Set exercise
Check each line of the material below for "available". Report how many have it, with no other words.

Extracted data
------------------------------------

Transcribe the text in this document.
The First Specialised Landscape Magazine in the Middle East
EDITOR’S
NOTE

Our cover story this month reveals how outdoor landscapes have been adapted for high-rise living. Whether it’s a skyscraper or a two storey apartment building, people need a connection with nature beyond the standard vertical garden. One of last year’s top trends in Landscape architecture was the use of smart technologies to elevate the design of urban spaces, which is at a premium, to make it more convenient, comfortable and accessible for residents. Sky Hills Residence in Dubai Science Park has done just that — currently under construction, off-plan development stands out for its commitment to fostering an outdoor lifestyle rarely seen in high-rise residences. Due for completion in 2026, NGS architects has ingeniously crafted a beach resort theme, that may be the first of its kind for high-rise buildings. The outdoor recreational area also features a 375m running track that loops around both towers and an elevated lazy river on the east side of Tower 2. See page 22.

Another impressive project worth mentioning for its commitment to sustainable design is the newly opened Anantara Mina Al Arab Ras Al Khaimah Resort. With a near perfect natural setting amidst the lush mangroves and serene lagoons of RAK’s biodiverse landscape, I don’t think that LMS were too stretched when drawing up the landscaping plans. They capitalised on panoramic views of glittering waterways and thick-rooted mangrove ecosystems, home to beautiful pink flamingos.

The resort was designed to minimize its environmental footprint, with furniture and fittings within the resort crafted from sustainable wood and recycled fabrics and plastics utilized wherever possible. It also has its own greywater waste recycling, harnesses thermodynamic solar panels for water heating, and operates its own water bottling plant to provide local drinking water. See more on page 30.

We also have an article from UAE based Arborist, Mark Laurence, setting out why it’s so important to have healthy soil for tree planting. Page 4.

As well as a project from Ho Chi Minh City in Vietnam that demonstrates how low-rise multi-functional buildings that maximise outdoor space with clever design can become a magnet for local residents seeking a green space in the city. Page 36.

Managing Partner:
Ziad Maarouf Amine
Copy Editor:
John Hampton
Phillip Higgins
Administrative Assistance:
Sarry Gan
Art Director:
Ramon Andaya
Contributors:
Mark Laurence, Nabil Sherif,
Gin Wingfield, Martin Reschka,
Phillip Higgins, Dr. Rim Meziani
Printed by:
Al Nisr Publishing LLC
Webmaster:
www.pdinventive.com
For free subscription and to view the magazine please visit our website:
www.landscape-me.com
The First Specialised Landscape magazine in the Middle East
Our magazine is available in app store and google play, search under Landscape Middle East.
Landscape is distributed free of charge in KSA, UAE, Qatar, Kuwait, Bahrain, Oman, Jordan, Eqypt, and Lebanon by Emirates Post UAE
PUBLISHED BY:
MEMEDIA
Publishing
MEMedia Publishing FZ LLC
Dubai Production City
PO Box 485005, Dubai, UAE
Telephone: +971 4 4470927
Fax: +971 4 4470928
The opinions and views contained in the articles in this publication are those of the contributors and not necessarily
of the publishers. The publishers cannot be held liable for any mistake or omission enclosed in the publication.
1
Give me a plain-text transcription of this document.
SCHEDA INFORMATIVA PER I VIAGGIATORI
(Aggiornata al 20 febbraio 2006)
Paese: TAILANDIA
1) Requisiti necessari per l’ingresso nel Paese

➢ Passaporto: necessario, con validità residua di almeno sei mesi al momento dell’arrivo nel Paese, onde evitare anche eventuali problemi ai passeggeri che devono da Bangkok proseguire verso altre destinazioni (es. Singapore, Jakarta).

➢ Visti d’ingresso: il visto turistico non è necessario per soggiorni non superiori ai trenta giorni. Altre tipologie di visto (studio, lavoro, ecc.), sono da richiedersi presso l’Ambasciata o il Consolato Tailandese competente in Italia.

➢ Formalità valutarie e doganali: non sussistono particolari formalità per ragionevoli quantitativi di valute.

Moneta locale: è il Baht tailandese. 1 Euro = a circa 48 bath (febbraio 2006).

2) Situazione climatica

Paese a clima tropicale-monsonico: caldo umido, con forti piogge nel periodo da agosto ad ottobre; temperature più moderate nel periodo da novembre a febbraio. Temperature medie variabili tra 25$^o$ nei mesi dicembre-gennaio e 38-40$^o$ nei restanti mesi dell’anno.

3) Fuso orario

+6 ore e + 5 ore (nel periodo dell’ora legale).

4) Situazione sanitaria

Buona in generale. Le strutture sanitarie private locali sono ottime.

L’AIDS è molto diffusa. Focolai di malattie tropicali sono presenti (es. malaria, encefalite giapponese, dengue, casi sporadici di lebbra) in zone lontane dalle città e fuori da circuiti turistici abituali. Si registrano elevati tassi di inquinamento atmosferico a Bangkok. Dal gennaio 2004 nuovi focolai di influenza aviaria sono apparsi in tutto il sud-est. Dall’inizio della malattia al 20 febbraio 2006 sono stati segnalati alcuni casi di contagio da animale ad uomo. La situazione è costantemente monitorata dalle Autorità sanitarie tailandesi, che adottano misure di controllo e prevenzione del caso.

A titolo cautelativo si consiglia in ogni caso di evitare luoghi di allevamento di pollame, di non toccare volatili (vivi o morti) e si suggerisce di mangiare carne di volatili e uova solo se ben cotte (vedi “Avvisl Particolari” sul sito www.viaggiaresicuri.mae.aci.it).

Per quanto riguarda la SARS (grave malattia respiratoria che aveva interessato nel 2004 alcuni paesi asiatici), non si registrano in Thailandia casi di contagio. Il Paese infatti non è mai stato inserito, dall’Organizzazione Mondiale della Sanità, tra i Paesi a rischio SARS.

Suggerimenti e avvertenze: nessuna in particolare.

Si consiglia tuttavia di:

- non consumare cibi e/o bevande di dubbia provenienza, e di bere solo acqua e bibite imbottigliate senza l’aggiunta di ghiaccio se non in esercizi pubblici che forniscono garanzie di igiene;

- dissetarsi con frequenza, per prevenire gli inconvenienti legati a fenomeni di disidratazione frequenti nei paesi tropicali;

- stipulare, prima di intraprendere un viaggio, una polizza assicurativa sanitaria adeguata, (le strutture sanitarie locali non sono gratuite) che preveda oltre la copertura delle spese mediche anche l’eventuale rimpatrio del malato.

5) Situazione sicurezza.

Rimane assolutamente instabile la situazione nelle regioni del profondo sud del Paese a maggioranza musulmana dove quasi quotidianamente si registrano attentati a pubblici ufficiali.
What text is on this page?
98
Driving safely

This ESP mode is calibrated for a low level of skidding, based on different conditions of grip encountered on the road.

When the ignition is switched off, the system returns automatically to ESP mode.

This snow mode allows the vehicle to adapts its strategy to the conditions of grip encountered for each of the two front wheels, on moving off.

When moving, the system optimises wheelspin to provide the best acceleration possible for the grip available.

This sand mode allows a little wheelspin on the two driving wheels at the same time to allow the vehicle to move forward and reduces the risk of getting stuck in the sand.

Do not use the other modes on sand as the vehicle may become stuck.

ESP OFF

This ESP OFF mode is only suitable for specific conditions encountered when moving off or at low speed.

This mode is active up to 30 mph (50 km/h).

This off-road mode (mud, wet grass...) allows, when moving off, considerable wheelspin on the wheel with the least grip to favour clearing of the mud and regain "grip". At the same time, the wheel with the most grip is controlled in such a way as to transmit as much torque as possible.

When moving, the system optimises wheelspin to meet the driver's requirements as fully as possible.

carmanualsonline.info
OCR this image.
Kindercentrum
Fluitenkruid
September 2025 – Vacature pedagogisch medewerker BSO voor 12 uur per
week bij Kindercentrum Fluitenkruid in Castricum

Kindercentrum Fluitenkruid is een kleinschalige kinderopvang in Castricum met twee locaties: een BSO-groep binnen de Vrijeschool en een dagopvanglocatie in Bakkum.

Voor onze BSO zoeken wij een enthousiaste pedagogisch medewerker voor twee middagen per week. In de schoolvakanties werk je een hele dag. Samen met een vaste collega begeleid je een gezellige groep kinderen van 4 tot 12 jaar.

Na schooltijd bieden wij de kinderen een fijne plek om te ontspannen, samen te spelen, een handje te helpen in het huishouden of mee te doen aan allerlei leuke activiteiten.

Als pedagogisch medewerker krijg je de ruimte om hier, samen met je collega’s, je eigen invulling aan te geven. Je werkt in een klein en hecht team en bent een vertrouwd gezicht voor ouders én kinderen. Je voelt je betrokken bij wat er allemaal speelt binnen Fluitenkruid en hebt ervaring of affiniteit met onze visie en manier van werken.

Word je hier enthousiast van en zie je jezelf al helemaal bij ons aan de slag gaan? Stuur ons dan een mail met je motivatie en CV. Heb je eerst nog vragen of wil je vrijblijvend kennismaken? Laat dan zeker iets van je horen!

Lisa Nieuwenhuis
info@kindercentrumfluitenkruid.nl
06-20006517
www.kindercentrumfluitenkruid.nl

------------------------------------

The reply
2